(Dataset records)
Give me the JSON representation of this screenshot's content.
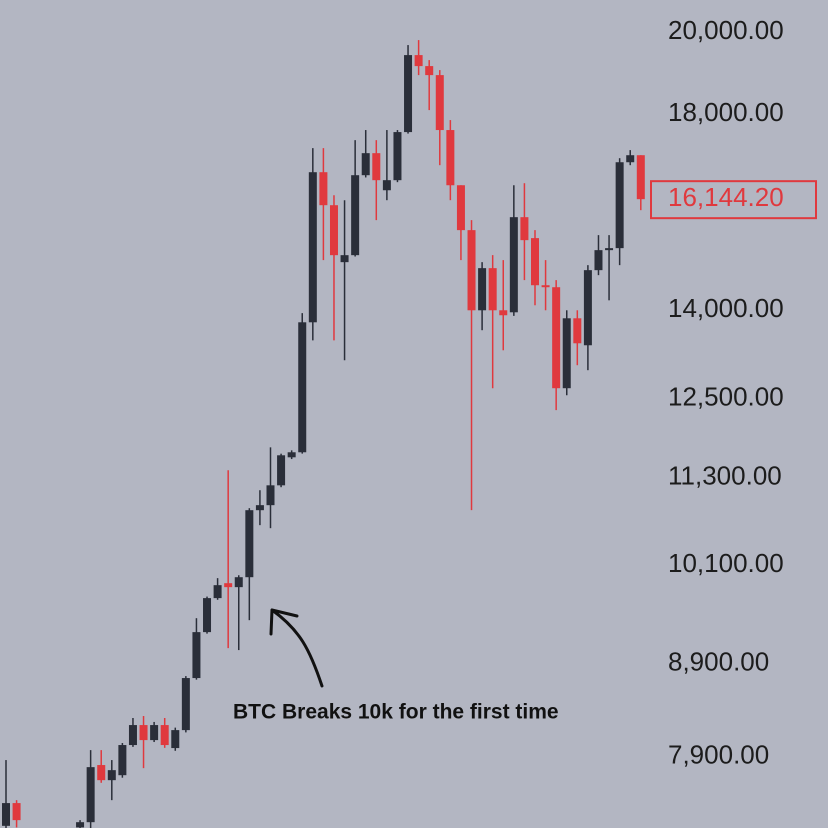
{
  "chart_data": {
    "type": "candlestick",
    "log_scale": true,
    "up_color": "#2a2e39",
    "down_color": "#e0393e",
    "ylim": [
      7210,
      20840
    ],
    "yticks": [
      {
        "value": 20000,
        "label": "20,000.00"
      },
      {
        "value": 18000,
        "label": "18,000.00"
      },
      {
        "value": 14000,
        "label": "14,000.00"
      },
      {
        "value": 12500,
        "label": "12,500.00"
      },
      {
        "value": 11300,
        "label": "11,300.00"
      },
      {
        "value": 10100,
        "label": "10,100.00"
      },
      {
        "value": 8900,
        "label": "8,900.00"
      },
      {
        "value": 7900,
        "label": "7,900.00"
      }
    ],
    "last_price": {
      "value": 16144.2,
      "label": "16,144.20"
    },
    "annotation": "BTC Breaks 10k for the first time",
    "open": [
      7230,
      7444,
      null,
      null,
      null,
      null,
      null,
      7215,
      7264,
      7816,
      7666,
      7715,
      8019,
      8227,
      8070,
      8227,
      7988,
      8174,
      8738,
      9268,
      9681,
      9868,
      9818,
      9944,
      10836,
      10906,
      11187,
      11596,
      11671,
      13787,
      16712,
      16020,
      14892,
      15026,
      16648,
      17125,
      16330,
      16542,
      17594,
      19419,
      19147,
      18927,
      17640,
      16435,
      15516,
      14001,
      14778,
      14001,
      13965,
      15776,
      15358,
      14458,
      14421,
      12670,
      13858,
      13387,
      14740,
      15123,
      15162,
      16927,
      17080
    ],
    "high": [
      7866,
      7472,
      null,
      null,
      null,
      null,
      null,
      7283,
      7967,
      7967,
      7866,
      8040,
      8302,
      8323,
      8260,
      8302,
      8200,
      8760,
      9435,
      9700,
      9932,
      11405,
      9969,
      10864,
      11117,
      11745,
      11650,
      11700,
      13950,
      17236,
      17236,
      16226,
      16123,
      17413,
      17640,
      17413,
      17640,
      17640,
      19670,
      19796,
      19295,
      19049,
      17867,
      16435,
      15716,
      14892,
      15026,
      14931,
      16435,
      16478,
      15516,
      14931,
      14553,
      14001,
      14001,
      14835,
      15417,
      15417,
      17015,
      17192,
      17080
    ],
    "low": [
      7210,
      7215,
      null,
      null,
      null,
      null,
      null,
      7210,
      7210,
      7640,
      7472,
      7690,
      8000,
      7785,
      8050,
      7990,
      7960,
      8150,
      8720,
      9250,
      9660,
      9080,
      9057,
      9411,
      10630,
      10589,
      11160,
      11570,
      11650,
      13472,
      14931,
      13472,
      13132,
      15000,
      16600,
      15716,
      16123,
      16500,
      17560,
      18927,
      18097,
      16863,
      16123,
      14931,
      10836,
      13648,
      12670,
      13301,
      13900,
      14553,
      14091,
      14001,
      12318,
      12556,
      13049,
      12966,
      14646,
      14181,
      14835,
      16863,
      15918
    ],
    "close": [
      7444,
      7283,
      null,
      null,
      null,
      null,
      null,
      7264,
      7795,
      7666,
      7765,
      8019,
      8227,
      8070,
      8227,
      8019,
      8174,
      8738,
      9268,
      9681,
      9843,
      9818,
      9944,
      10836,
      10906,
      11187,
      11626,
      11671,
      13787,
      16712,
      16020,
      15026,
      15026,
      16648,
      17125,
      16542,
      16542,
      17594,
      19419,
      19147,
      18927,
      17640,
      16435,
      15516,
      14001,
      14778,
      14001,
      13912,
      15776,
      15318,
      14458,
      14421,
      12670,
      13858,
      13421,
      14740,
      15123,
      15162,
      16927,
      17080,
      16144.2
    ]
  }
}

» **Directions for this task**
Exactly how many lines contain "label"? State the number and nothing else.

» **The completed task**
9